┌────────
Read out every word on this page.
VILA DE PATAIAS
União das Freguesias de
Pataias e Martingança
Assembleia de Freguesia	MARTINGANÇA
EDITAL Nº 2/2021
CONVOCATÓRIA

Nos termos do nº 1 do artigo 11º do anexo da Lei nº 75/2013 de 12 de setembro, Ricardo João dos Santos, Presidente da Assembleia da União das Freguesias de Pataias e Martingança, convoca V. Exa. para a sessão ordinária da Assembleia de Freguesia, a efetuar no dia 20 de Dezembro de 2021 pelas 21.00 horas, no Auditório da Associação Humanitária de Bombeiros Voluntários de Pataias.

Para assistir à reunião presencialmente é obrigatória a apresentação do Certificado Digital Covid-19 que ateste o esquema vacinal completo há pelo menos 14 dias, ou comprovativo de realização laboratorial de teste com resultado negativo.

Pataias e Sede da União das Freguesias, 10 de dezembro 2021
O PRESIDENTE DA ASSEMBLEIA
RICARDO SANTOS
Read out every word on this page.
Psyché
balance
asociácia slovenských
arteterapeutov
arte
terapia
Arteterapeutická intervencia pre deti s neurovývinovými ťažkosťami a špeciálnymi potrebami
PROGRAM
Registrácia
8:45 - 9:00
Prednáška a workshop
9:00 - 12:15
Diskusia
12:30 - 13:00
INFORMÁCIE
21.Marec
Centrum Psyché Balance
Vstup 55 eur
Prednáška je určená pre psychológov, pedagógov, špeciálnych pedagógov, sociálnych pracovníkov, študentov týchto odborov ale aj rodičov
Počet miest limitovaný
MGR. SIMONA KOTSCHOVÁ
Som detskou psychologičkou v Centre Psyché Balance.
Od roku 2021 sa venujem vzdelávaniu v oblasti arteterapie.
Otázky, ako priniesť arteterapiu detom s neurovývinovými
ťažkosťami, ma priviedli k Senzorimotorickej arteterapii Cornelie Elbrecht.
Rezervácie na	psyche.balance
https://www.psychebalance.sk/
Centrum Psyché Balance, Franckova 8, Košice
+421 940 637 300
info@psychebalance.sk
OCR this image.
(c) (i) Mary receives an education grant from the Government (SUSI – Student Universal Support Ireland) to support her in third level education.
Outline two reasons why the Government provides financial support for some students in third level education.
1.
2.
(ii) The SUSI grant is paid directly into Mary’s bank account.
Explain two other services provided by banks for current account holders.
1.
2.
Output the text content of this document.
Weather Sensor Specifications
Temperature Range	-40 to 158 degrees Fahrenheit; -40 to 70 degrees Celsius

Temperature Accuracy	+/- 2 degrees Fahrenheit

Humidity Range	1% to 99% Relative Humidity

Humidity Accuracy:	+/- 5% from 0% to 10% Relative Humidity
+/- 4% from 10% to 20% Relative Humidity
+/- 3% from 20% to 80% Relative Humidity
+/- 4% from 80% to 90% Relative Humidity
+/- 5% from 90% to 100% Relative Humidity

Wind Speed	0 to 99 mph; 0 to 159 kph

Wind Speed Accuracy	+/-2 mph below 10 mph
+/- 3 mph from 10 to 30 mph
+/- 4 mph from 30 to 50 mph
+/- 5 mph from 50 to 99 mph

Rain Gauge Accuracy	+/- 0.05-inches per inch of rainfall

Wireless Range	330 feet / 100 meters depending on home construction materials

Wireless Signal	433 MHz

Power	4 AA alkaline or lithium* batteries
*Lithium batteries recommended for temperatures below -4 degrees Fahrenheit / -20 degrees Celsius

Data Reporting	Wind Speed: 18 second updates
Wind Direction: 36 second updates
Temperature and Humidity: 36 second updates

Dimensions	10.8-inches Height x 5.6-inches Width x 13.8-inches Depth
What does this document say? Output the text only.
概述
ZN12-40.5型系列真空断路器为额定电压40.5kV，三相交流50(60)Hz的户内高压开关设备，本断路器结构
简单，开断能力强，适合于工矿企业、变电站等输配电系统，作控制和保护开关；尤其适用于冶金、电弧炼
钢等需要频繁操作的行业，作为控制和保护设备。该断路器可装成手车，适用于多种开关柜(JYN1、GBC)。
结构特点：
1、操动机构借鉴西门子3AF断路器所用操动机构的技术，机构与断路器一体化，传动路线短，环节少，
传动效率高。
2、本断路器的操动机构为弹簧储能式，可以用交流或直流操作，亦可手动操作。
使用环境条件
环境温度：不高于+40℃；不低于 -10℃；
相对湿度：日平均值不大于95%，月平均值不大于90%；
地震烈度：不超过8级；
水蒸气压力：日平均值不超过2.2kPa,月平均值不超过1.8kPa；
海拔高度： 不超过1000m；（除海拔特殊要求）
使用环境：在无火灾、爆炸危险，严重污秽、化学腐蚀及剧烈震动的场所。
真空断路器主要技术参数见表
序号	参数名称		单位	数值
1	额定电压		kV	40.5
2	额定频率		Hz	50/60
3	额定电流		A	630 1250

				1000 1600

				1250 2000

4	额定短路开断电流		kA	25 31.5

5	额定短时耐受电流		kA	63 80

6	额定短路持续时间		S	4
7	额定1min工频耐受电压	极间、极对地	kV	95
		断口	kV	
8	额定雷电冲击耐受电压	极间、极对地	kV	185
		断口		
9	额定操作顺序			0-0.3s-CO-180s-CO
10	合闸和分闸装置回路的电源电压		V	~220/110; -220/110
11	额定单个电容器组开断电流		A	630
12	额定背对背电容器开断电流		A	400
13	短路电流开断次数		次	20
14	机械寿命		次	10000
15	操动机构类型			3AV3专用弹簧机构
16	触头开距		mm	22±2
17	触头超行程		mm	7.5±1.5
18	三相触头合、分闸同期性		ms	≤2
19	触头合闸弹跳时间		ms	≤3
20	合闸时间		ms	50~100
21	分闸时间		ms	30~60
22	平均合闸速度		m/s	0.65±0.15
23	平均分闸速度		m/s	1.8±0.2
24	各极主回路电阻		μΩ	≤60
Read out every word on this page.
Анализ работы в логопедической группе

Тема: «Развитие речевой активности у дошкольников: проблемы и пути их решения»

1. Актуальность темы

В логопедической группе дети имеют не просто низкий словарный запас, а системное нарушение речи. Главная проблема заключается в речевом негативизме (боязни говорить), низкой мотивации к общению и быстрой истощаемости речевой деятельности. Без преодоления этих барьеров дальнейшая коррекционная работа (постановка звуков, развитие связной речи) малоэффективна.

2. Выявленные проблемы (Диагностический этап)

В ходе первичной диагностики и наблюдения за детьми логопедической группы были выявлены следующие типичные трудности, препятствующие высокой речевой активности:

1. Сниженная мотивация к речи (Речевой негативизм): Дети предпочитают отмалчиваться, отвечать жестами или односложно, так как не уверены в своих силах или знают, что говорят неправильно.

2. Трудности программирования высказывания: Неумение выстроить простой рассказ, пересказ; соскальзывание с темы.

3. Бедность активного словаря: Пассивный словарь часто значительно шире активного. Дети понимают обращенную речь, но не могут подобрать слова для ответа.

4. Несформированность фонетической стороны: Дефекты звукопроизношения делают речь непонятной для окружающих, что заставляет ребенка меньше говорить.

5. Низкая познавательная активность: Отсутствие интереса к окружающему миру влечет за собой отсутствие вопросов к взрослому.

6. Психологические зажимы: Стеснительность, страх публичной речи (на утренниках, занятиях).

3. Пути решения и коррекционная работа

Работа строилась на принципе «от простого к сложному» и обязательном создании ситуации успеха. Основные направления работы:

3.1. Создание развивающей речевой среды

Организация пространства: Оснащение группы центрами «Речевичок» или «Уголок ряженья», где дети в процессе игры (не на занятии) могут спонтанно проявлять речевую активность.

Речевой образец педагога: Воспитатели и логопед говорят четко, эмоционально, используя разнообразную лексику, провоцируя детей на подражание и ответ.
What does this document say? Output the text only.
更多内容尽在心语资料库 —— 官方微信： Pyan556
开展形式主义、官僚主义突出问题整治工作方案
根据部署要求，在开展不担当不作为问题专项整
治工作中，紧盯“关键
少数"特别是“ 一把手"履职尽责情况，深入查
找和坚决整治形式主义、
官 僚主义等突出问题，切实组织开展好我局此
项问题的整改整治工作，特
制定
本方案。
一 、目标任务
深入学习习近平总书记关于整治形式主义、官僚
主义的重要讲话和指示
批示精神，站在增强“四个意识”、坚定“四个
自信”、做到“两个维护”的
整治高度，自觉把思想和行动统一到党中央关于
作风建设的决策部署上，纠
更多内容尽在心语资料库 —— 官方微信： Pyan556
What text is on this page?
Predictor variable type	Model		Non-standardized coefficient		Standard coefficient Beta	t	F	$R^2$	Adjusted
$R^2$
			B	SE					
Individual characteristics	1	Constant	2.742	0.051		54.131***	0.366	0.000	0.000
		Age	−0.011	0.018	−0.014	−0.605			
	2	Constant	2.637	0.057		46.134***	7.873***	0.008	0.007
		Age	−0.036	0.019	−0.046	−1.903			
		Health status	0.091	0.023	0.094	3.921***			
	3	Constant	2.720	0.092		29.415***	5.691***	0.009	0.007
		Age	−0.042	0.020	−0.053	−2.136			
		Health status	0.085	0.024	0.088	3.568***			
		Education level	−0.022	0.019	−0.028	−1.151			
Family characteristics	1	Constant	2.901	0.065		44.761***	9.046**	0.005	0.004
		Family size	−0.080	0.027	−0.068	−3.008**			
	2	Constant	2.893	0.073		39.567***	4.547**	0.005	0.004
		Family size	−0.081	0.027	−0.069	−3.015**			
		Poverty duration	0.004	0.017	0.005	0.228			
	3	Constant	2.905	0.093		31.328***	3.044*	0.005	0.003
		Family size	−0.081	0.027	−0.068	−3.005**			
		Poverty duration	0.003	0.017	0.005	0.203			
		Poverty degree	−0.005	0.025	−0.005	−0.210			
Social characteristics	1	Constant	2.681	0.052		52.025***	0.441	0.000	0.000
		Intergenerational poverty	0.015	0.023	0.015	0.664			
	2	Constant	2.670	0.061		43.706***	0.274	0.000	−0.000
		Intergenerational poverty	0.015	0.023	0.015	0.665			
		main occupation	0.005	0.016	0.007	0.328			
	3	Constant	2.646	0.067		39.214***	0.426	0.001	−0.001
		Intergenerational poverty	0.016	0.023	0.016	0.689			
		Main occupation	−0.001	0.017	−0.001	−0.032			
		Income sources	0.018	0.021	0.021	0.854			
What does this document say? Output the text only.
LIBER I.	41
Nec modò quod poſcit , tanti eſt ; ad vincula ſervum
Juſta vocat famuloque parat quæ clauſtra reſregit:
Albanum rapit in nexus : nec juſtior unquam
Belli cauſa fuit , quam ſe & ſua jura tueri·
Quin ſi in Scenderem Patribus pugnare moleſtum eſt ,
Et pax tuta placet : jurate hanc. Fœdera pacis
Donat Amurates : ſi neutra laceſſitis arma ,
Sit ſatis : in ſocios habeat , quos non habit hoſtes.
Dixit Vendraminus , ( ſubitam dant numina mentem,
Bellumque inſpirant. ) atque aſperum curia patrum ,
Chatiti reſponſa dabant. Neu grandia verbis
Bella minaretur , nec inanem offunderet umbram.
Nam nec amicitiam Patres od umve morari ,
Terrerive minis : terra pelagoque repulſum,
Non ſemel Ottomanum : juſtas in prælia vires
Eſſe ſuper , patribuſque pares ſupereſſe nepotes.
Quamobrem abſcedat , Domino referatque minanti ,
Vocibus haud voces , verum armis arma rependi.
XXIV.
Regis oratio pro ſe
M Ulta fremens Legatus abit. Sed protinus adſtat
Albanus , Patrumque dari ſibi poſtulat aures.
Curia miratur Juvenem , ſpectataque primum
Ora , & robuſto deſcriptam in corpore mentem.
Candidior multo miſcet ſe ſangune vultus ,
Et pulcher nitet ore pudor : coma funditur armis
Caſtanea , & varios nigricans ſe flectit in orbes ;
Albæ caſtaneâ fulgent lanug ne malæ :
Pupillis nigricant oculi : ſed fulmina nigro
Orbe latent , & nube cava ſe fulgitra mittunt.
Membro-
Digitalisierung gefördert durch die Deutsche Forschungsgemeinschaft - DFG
└────────
Your instructions :: Extract every line from the records above that contains the word "Intergenerational".

Exercise solution ::
		Intergenerational poverty	0.015	0.023	0.015	0.664			
		Intergenerational poverty	0.015	0.023	0.015	0.665			
		Intergenerational poverty	0.016	0.023	0.016	0.689			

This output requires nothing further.